*YOUR OBJECTIVE*
From the entries below, please gather each line containing the string "department".

*RECORD EXCERPTS*
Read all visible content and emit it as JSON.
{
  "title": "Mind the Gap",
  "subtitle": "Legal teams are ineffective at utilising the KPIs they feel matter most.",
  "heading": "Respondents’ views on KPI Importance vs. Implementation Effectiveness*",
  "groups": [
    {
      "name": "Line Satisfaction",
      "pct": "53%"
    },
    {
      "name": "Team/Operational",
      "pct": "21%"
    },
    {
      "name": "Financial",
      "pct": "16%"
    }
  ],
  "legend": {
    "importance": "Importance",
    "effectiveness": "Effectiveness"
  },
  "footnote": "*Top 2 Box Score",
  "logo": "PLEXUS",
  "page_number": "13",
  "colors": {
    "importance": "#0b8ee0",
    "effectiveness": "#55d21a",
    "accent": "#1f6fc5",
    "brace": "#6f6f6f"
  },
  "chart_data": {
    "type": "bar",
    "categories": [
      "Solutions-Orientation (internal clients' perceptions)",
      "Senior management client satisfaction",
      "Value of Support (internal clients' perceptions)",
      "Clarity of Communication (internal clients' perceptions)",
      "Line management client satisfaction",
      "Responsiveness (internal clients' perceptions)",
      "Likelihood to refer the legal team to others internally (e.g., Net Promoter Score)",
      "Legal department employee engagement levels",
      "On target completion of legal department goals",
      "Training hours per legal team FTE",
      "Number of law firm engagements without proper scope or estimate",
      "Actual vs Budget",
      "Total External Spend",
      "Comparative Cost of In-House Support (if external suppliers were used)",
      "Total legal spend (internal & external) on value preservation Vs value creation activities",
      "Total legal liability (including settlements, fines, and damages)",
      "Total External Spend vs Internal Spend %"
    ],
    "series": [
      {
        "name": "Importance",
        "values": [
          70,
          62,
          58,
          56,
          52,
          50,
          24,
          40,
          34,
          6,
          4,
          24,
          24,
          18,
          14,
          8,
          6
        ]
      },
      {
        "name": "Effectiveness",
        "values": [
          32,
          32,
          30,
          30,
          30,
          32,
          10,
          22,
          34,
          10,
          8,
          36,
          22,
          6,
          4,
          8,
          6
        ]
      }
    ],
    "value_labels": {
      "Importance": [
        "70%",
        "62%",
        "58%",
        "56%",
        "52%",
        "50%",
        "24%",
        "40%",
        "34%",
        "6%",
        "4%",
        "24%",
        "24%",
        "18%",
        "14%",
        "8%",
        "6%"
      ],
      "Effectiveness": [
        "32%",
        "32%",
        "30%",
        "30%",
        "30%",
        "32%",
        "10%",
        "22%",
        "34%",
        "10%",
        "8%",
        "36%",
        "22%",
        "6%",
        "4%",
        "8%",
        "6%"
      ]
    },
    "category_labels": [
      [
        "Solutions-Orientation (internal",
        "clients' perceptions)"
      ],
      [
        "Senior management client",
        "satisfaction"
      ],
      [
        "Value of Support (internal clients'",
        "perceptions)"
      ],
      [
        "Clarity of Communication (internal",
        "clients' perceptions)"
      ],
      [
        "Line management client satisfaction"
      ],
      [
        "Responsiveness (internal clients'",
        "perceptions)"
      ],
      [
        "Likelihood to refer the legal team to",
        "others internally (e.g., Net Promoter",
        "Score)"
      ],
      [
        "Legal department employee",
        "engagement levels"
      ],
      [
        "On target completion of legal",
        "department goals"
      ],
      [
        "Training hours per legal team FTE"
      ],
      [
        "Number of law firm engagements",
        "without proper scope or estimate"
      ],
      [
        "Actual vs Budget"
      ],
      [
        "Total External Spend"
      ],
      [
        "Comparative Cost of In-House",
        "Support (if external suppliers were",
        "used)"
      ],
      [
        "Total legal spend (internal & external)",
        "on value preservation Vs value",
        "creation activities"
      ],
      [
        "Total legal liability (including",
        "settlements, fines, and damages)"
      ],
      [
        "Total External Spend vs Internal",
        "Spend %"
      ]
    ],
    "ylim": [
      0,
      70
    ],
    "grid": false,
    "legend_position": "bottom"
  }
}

*TASK ANSWER*
      "Legal department employee engagement levels",
      "On target completion of legal department goals",
        "Legal department employee",
        "department goals"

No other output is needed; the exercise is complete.